begin Data to use
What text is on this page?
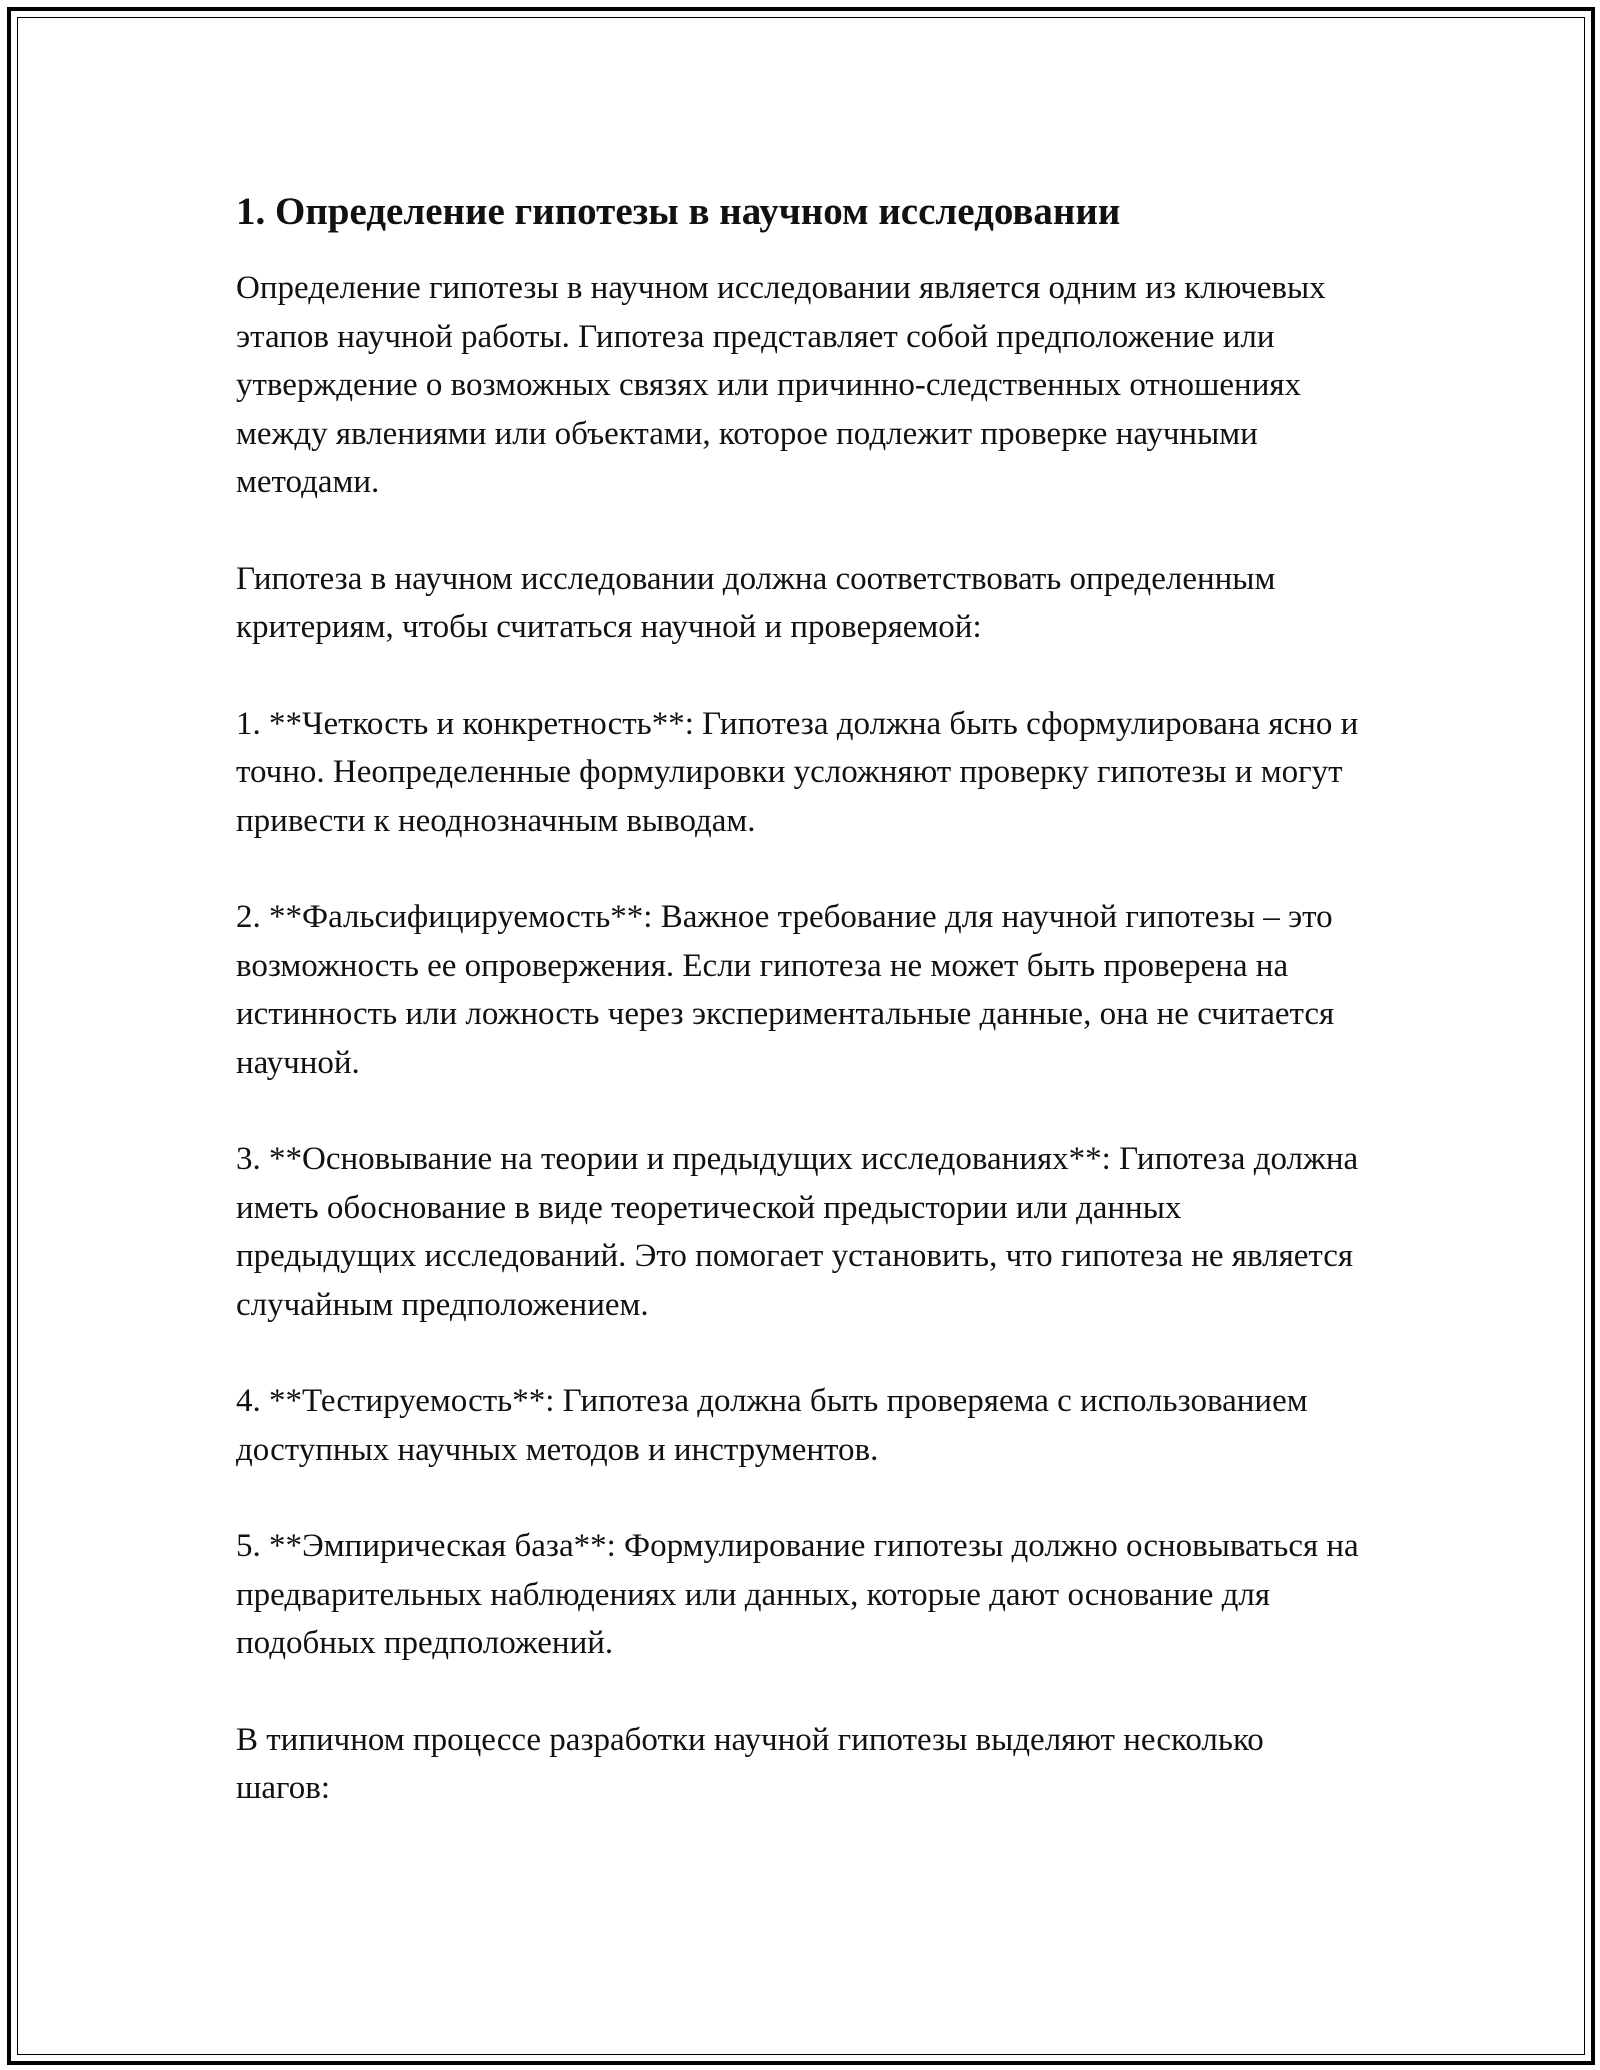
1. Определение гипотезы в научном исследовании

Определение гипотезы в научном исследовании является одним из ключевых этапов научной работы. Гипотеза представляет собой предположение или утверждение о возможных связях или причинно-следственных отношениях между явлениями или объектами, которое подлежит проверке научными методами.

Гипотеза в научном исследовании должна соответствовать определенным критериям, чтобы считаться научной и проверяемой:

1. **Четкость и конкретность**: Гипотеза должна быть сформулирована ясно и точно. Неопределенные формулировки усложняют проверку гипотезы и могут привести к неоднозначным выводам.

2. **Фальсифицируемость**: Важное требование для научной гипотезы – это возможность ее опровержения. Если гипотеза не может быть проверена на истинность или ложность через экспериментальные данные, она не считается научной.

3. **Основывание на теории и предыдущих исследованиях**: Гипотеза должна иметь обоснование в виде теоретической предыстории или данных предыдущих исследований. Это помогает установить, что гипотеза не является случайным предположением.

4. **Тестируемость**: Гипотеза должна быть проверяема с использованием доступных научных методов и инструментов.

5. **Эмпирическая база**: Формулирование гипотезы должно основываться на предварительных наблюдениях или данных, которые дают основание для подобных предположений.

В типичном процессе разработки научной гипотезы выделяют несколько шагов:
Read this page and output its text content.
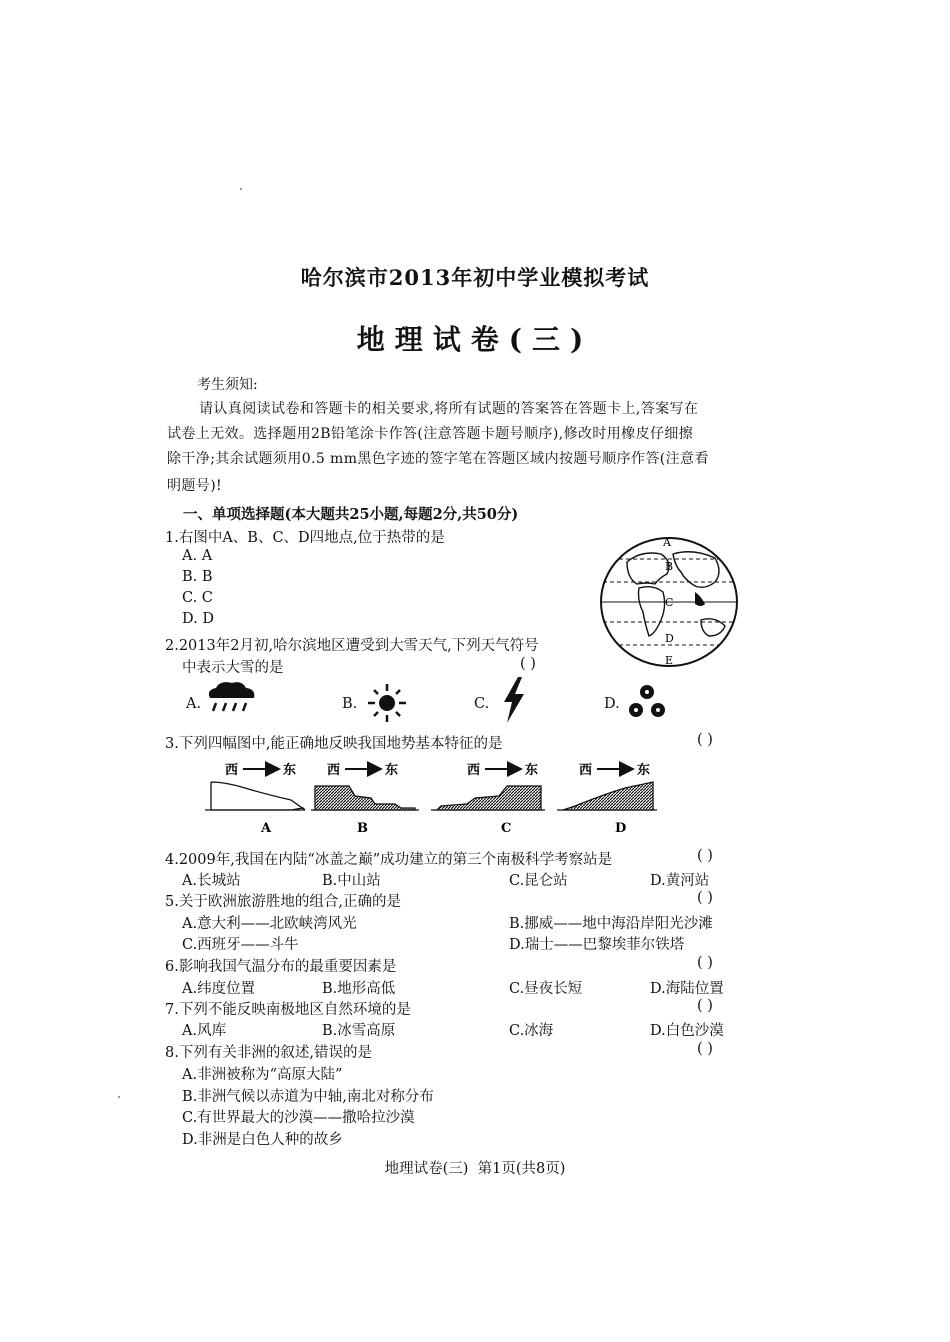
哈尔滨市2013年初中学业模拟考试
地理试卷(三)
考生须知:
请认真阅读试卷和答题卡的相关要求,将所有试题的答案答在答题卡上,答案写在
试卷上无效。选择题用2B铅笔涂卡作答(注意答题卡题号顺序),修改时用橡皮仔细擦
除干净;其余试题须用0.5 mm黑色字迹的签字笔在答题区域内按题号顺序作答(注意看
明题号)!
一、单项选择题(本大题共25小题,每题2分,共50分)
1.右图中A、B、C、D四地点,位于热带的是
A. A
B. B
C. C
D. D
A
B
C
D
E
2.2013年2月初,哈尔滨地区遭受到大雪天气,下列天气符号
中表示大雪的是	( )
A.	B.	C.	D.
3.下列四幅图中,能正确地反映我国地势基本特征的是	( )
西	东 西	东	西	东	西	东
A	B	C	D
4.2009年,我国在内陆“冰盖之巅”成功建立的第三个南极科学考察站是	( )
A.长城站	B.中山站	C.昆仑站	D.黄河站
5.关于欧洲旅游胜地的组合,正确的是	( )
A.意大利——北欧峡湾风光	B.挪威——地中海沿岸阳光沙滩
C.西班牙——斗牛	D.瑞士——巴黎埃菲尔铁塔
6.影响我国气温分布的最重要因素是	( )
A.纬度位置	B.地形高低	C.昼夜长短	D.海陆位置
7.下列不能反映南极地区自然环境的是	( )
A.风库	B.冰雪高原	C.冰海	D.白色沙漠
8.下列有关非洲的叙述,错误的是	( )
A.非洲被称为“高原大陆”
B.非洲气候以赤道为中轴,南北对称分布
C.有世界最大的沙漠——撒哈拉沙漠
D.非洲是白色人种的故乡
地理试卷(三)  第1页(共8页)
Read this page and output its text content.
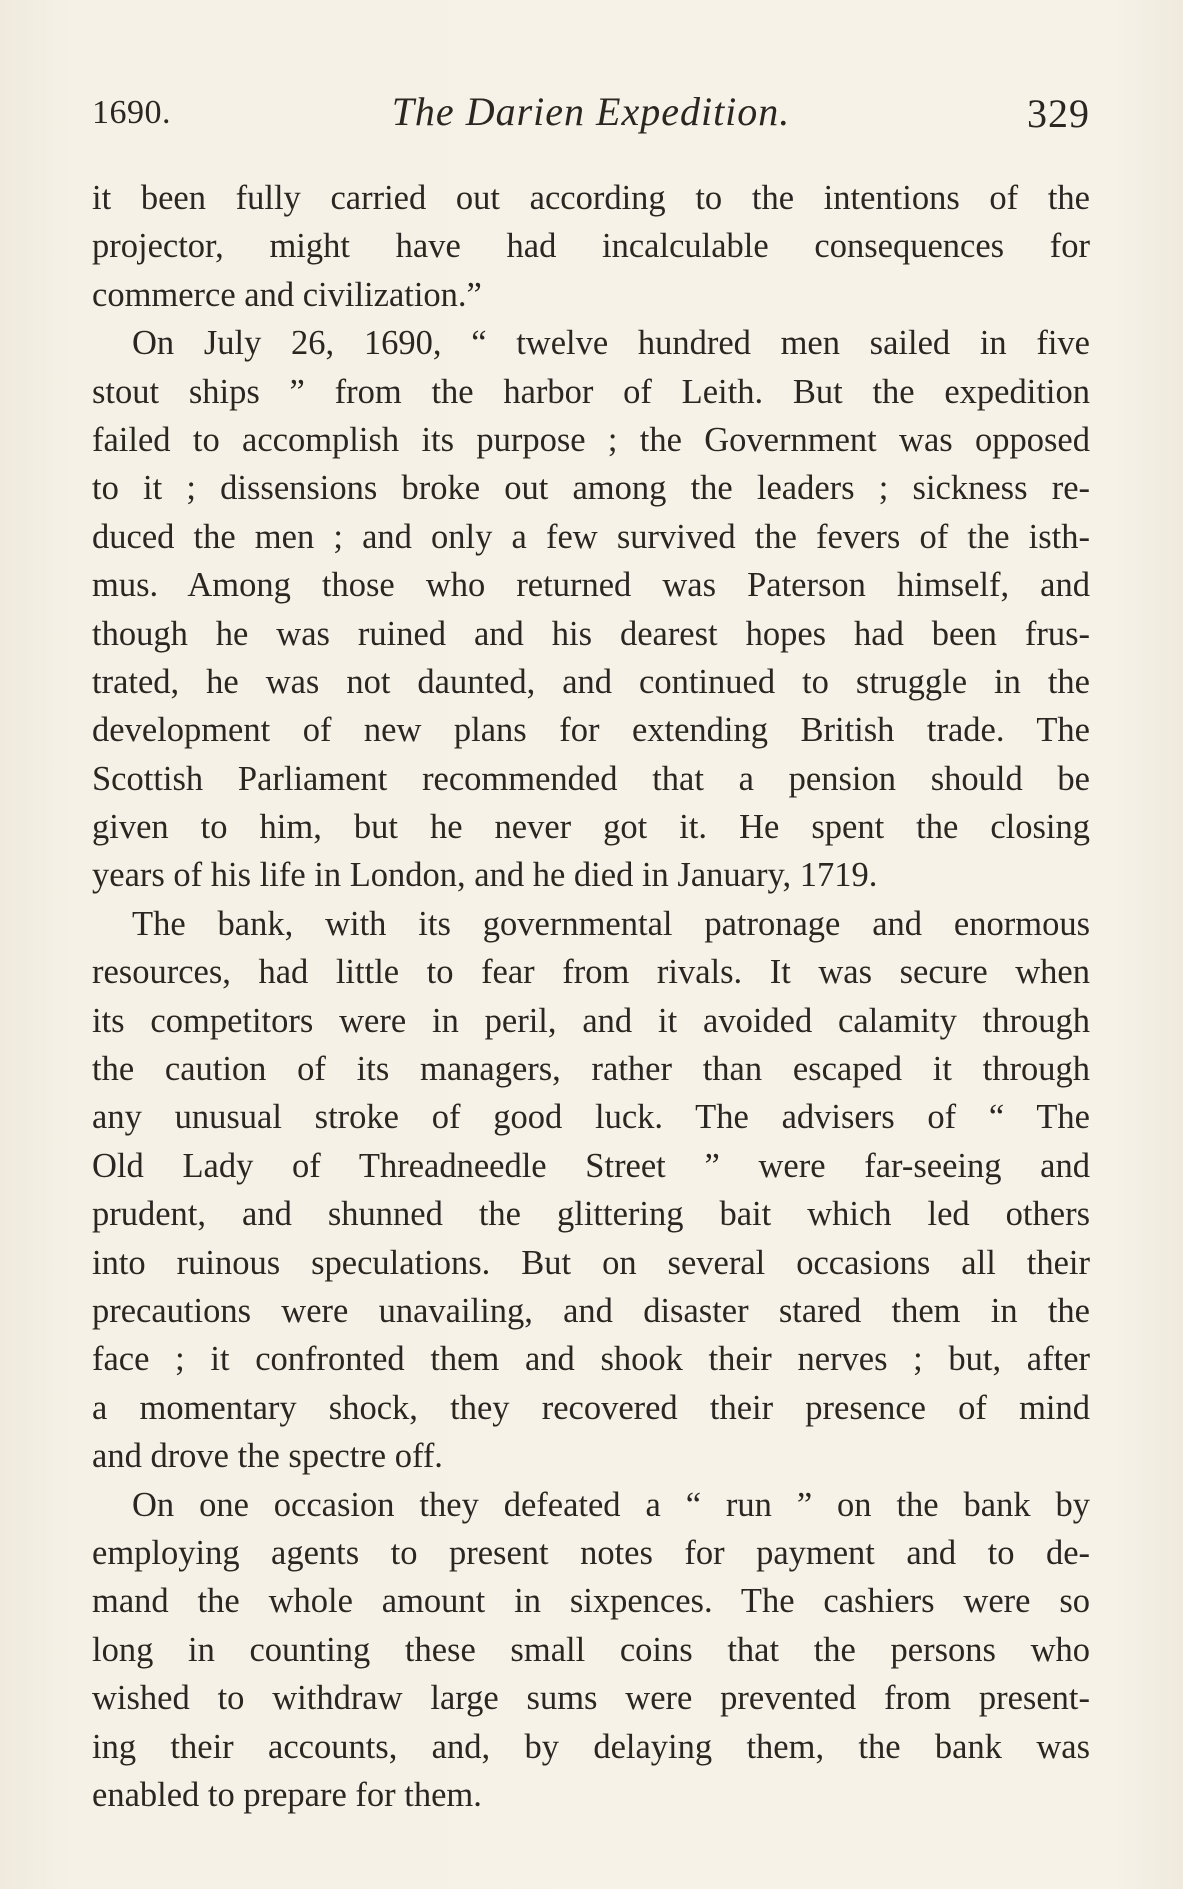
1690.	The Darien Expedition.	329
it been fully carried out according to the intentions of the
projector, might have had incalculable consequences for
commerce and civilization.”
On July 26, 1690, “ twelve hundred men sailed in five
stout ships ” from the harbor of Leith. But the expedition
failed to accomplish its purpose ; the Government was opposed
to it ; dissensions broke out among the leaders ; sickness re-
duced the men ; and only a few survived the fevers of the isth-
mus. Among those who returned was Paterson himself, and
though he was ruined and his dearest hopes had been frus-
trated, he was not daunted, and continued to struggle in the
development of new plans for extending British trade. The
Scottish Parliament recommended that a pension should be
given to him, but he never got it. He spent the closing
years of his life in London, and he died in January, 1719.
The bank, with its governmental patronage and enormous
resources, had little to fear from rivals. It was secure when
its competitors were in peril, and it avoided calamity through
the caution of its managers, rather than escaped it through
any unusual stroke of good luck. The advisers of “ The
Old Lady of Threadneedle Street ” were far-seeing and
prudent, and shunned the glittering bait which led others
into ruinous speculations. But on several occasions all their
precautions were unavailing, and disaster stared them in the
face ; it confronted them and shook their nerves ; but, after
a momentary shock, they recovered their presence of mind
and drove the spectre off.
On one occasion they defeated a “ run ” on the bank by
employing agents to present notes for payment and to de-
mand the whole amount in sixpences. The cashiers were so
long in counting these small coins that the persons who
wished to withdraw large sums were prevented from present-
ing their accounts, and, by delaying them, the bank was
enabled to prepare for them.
end Data to use
Exercise task
Your task is to transcribe all of the records precisely, with no images included.

Problem solution
What text is on this page?
1. Определение гипотезы в научном исследовании

Определение гипотезы в научном исследовании является одним из ключевых этапов научной работы. Гипотеза представляет собой предположение или утверждение о возможных связях или причинно-следственных отношениях между явлениями или объектами, которое подлежит проверке научными методами.

Гипотеза в научном исследовании должна соответствовать определенным критериям, чтобы считаться научной и проверяемой:

1. **Четкость и конкретность**: Гипотеза должна быть сформулирована ясно и точно. Неопределенные формулировки усложняют проверку гипотезы и могут привести к неоднозначным выводам.

2. **Фальсифицируемость**: Важное требование для научной гипотезы – это возможность ее опровержения. Если гипотеза не может быть проверена на истинность или ложность через экспериментальные данные, она не считается научной.

3. **Основывание на теории и предыдущих исследованиях**: Гипотеза должна иметь обоснование в виде теоретической предыстории или данных предыдущих исследований. Это помогает установить, что гипотеза не является случайным предположением.

4. **Тестируемость**: Гипотеза должна быть проверяема с использованием доступных научных методов и инструментов.

5. **Эмпирическая база**: Формулирование гипотезы должно основываться на предварительных наблюдениях или данных, которые дают основание для подобных предположений.

В типичном процессе разработки научной гипотезы выделяют несколько шагов:
Read this page and output its text content.
哈尔滨市2013年初中学业模拟考试
地理试卷(三)
考生须知:
请认真阅读试卷和答题卡的相关要求,将所有试题的答案答在答题卡上,答案写在
试卷上无效。选择题用2B铅笔涂卡作答(注意答题卡题号顺序),修改时用橡皮仔细擦
除干净;其余试题须用0.5 mm黑色字迹的签字笔在答题区域内按题号顺序作答(注意看
明题号)!
一、单项选择题(本大题共25小题,每题2分,共50分)
1.右图中A、B、C、D四地点,位于热带的是
A. A
B. B
C. C
D. D
A
B
C
D
E
2.2013年2月初,哈尔滨地区遭受到大雪天气,下列天气符号
中表示大雪的是	( )
A.	B.	C.	D.
3.下列四幅图中,能正确地反映我国地势基本特征的是	( )
西	东 西	东	西	东	西	东
A	B	C	D
4.2009年,我国在内陆“冰盖之巅”成功建立的第三个南极科学考察站是	( )
A.长城站	B.中山站	C.昆仑站	D.黄河站
5.关于欧洲旅游胜地的组合,正确的是	( )
A.意大利——北欧峡湾风光	B.挪威——地中海沿岸阳光沙滩
C.西班牙——斗牛	D.瑞士——巴黎埃菲尔铁塔
6.影响我国气温分布的最重要因素是	( )
A.纬度位置	B.地形高低	C.昼夜长短	D.海陆位置
7.下列不能反映南极地区自然环境的是	( )
A.风库	B.冰雪高原	C.冰海	D.白色沙漠
8.下列有关非洲的叙述,错误的是	( )
A.非洲被称为“高原大陆”
B.非洲气候以赤道为中轴,南北对称分布
C.有世界最大的沙漠——撒哈拉沙漠
D.非洲是白色人种的故乡
地理试卷(三)  第1页(共8页)
Read this page and output its text content.
1690.	The Darien Expedition.	329
it been fully carried out according to the intentions of the
projector, might have had incalculable consequences for
commerce and civilization.”
On July 26, 1690, “ twelve hundred men sailed in five
stout ships ” from the harbor of Leith. But the expedition
failed to accomplish its purpose ; the Government was opposed
to it ; dissensions broke out among the leaders ; sickness re-
duced the men ; and only a few survived the fevers of the isth-
mus. Among those who returned was Paterson himself, and
though he was ruined and his dearest hopes had been frus-
trated, he was not daunted, and continued to struggle in the
development of new plans for extending British trade. The
Scottish Parliament recommended that a pension should be
given to him, but he never got it. He spent the closing
years of his life in London, and he died in January, 1719.
The bank, with its governmental patronage and enormous
resources, had little to fear from rivals. It was secure when
its competitors were in peril, and it avoided calamity through
the caution of its managers, rather than escaped it through
any unusual stroke of good luck. The advisers of “ The
Old Lady of Threadneedle Street ” were far-seeing and
prudent, and shunned the glittering bait which led others
into ruinous speculations. But on several occasions all their
precautions were unavailing, and disaster stared them in the
face ; it confronted them and shook their nerves ; but, after
a momentary shock, they recovered their presence of mind
and drove the spectre off.
On one occasion they defeated a “ run ” on the bank by
employing agents to present notes for payment and to de-
mand the whole amount in sixpences. The cashiers were so
long in counting these small coins that the persons who
wished to withdraw large sums were prevented from present-
ing their accounts, and, by delaying them, the bank was
enabled to prepare for them.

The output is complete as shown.